**Task to carry out**
Can you write out all the lines word for word, with no pictures?

**Material supplied**
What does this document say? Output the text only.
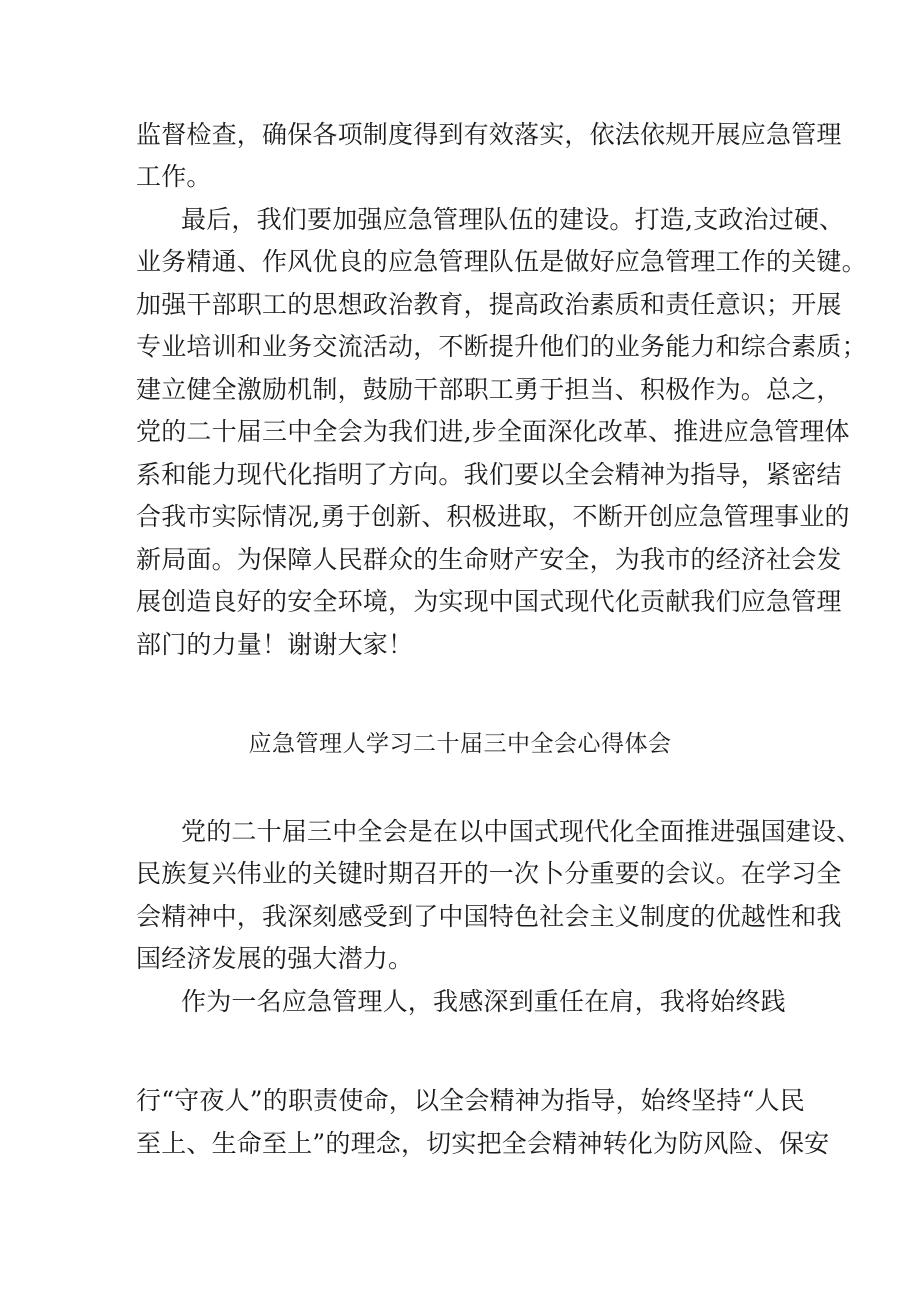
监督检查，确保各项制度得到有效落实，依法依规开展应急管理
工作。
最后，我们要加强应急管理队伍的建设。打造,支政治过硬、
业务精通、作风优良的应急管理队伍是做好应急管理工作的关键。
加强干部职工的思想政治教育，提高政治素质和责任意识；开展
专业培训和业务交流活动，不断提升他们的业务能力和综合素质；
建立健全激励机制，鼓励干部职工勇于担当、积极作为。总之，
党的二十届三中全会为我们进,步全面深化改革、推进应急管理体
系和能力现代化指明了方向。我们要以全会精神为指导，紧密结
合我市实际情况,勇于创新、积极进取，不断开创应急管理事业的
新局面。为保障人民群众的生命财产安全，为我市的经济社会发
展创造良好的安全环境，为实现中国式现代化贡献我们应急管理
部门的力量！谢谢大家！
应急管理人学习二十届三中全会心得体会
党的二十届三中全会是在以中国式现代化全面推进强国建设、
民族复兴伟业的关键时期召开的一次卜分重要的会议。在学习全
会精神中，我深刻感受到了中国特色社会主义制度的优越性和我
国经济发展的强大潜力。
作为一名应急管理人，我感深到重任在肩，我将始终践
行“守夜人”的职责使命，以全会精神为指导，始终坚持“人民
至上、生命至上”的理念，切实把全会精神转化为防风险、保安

**Solution**
What does this document say? Output the text only.
监督检查，确保各项制度得到有效落实，依法依规开展应急管理
工作。
最后，我们要加强应急管理队伍的建设。打造,支政治过硬、
业务精通、作风优良的应急管理队伍是做好应急管理工作的关键。
加强干部职工的思想政治教育，提高政治素质和责任意识；开展
专业培训和业务交流活动，不断提升他们的业务能力和综合素质；
建立健全激励机制，鼓励干部职工勇于担当、积极作为。总之，
党的二十届三中全会为我们进,步全面深化改革、推进应急管理体
系和能力现代化指明了方向。我们要以全会精神为指导，紧密结
合我市实际情况,勇于创新、积极进取，不断开创应急管理事业的
新局面。为保障人民群众的生命财产安全，为我市的经济社会发
展创造良好的安全环境，为实现中国式现代化贡献我们应急管理
部门的力量！谢谢大家！
应急管理人学习二十届三中全会心得体会
党的二十届三中全会是在以中国式现代化全面推进强国建设、
民族复兴伟业的关键时期召开的一次卜分重要的会议。在学习全
会精神中，我深刻感受到了中国特色社会主义制度的优越性和我
国经济发展的强大潜力。
作为一名应急管理人，我感深到重任在肩，我将始终践
行“守夜人”的职责使命，以全会精神为指导，始终坚持“人民
至上、生命至上”的理念，切实把全会精神转化为防风险、保安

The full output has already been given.